The listing below must be repeated word for word, with its images excluded.

(Records that describe figures)
++++

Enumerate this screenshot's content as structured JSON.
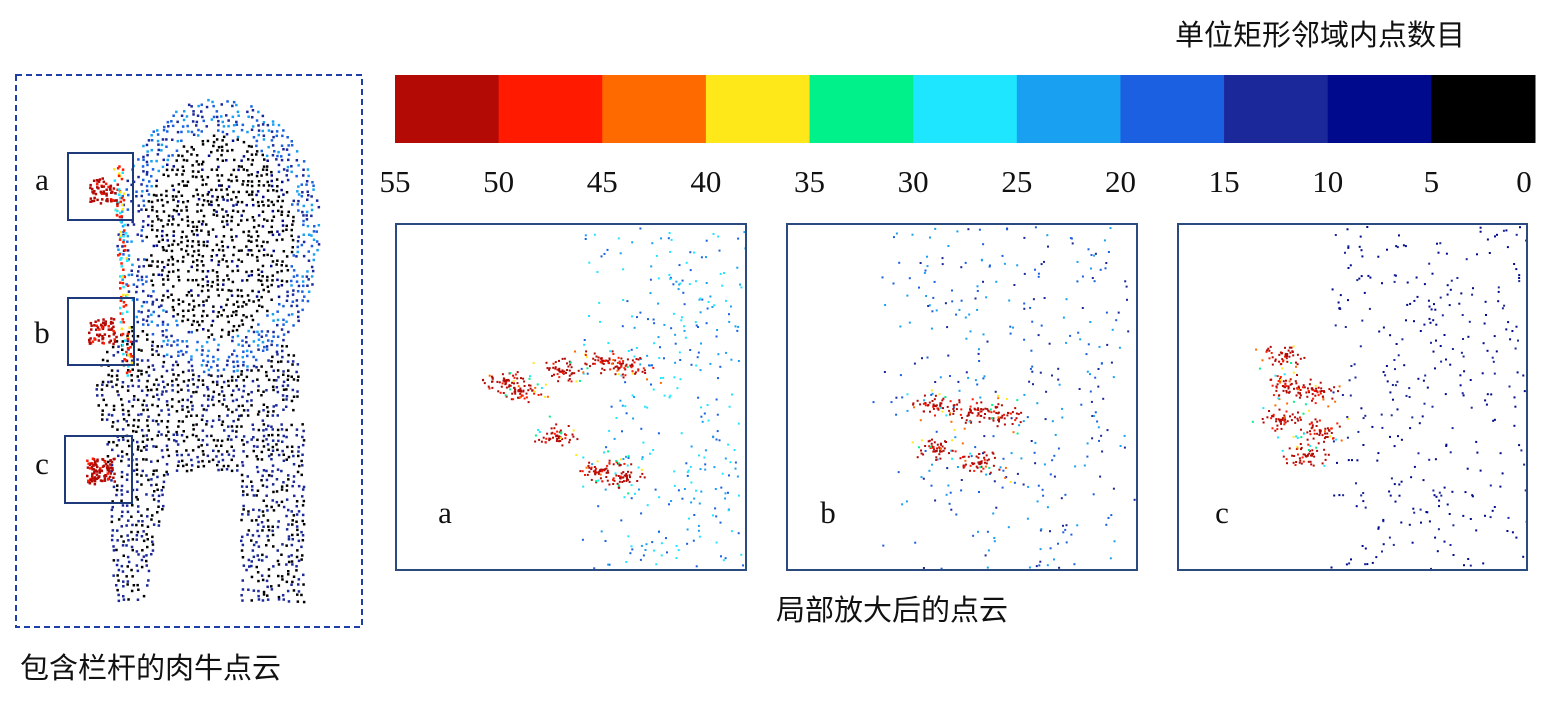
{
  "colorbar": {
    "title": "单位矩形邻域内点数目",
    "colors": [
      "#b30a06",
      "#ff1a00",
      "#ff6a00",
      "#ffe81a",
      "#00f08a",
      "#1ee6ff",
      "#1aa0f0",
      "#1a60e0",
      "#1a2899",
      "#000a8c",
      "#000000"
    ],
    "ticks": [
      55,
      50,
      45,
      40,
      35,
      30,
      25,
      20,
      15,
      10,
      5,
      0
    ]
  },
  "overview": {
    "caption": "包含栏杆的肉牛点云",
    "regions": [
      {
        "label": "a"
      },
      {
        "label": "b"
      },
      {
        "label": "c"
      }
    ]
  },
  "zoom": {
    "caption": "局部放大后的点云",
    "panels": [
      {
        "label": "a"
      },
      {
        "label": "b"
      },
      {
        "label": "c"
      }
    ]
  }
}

++++

# Response to the task
Enumerate this screenshot's content as structured JSON.
{
  "colorbar": {
    "title": "单位矩形邻域内点数目",
    "colors": [
      "#b30a06",
      "#ff1a00",
      "#ff6a00",
      "#ffe81a",
      "#00f08a",
      "#1ee6ff",
      "#1aa0f0",
      "#1a60e0",
      "#1a2899",
      "#000a8c",
      "#000000"
    ],
    "ticks": [
      55,
      50,
      45,
      40,
      35,
      30,
      25,
      20,
      15,
      10,
      5,
      0
    ]
  },
  "overview": {
    "caption": "包含栏杆的肉牛点云",
    "regions": [
      {
        "label": "a"
      },
      {
        "label": "b"
      },
      {
        "label": "c"
      }
    ]
  },
  "zoom": {
    "caption": "局部放大后的点云",
    "panels": [
      {
        "label": "a"
      },
      {
        "label": "b"
      },
      {
        "label": "c"
      }
    ]
  }
}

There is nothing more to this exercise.